WORK TO DO:
Set down, in full, every record in the block.

━━ PROVIDED MATERIAL ━━

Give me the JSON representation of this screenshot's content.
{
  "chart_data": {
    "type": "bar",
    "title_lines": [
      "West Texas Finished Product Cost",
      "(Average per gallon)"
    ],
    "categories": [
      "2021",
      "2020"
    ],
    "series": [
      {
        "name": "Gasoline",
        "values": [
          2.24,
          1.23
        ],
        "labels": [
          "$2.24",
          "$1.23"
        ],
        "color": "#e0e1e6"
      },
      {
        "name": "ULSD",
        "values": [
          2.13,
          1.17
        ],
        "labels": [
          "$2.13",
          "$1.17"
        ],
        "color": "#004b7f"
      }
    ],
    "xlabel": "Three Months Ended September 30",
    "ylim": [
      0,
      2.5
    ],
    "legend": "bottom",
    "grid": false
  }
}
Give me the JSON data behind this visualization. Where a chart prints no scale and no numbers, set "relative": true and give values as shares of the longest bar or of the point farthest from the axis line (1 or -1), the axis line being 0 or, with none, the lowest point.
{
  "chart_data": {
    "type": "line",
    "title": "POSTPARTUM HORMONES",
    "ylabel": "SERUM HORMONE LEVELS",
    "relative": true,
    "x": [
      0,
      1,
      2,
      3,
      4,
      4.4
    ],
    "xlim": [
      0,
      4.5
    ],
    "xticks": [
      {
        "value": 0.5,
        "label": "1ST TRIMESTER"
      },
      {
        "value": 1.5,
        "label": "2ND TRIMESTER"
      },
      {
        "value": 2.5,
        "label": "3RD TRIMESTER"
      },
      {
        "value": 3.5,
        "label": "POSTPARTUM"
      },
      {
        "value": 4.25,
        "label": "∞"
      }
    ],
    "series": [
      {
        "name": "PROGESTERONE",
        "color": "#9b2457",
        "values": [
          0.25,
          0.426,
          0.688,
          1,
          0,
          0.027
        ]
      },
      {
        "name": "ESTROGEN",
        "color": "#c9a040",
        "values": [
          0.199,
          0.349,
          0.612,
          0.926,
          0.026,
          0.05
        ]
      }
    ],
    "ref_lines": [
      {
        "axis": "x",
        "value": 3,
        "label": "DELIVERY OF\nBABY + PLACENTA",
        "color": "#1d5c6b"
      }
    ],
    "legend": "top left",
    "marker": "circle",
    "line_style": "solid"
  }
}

━━━

SOLUTION TO THIS TASK:
Give me the JSON representation of this screenshot's content.
{
  "chart_data": {
    "type": "bar",
    "title_lines": [
      "West Texas Finished Product Cost",
      "(Average per gallon)"
    ],
    "categories": [
      "2021",
      "2020"
    ],
    "series": [
      {
        "name": "Gasoline",
        "values": [
          2.24,
          1.23
        ],
        "labels": [
          "$2.24",
          "$1.23"
        ],
        "color": "#e0e1e6"
      },
      {
        "name": "ULSD",
        "values": [
          2.13,
          1.17
        ],
        "labels": [
          "$2.13",
          "$1.17"
        ],
        "color": "#004b7f"
      }
    ],
    "xlabel": "Three Months Ended September 30",
    "ylim": [
      0,
      2.5
    ],
    "legend": "bottom",
    "grid": false
  }
}
Give me the JSON data behind this visualization. Where a chart prints no scale and no numbers, set "relative": true and give values as shares of the longest bar or of the point farthest from the axis line (1 or -1), the axis line being 0 or, with none, the lowest point.
{
  "chart_data": {
    "type": "line",
    "title": "POSTPARTUM HORMONES",
    "ylabel": "SERUM HORMONE LEVELS",
    "relative": true,
    "x": [
      0,
      1,
      2,
      3,
      4,
      4.4
    ],
    "xlim": [
      0,
      4.5
    ],
    "xticks": [
      {
        "value": 0.5,
        "label": "1ST TRIMESTER"
      },
      {
        "value": 1.5,
        "label": "2ND TRIMESTER"
      },
      {
        "value": 2.5,
        "label": "3RD TRIMESTER"
      },
      {
        "value": 3.5,
        "label": "POSTPARTUM"
      },
      {
        "value": 4.25,
        "label": "∞"
      }
    ],
    "series": [
      {
        "name": "PROGESTERONE",
        "color": "#9b2457",
        "values": [
          0.25,
          0.426,
          0.688,
          1,
          0,
          0.027
        ]
      },
      {
        "name": "ESTROGEN",
        "color": "#c9a040",
        "values": [
          0.199,
          0.349,
          0.612,
          0.926,
          0.026,
          0.05
        ]
      }
    ],
    "ref_lines": [
      {
        "axis": "x",
        "value": 3,
        "label": "DELIVERY OF\nBABY + PLACENTA",
        "color": "#1d5c6b"
      }
    ],
    "legend": "top left",
    "marker": "circle",
    "line_style": "solid"
  }
}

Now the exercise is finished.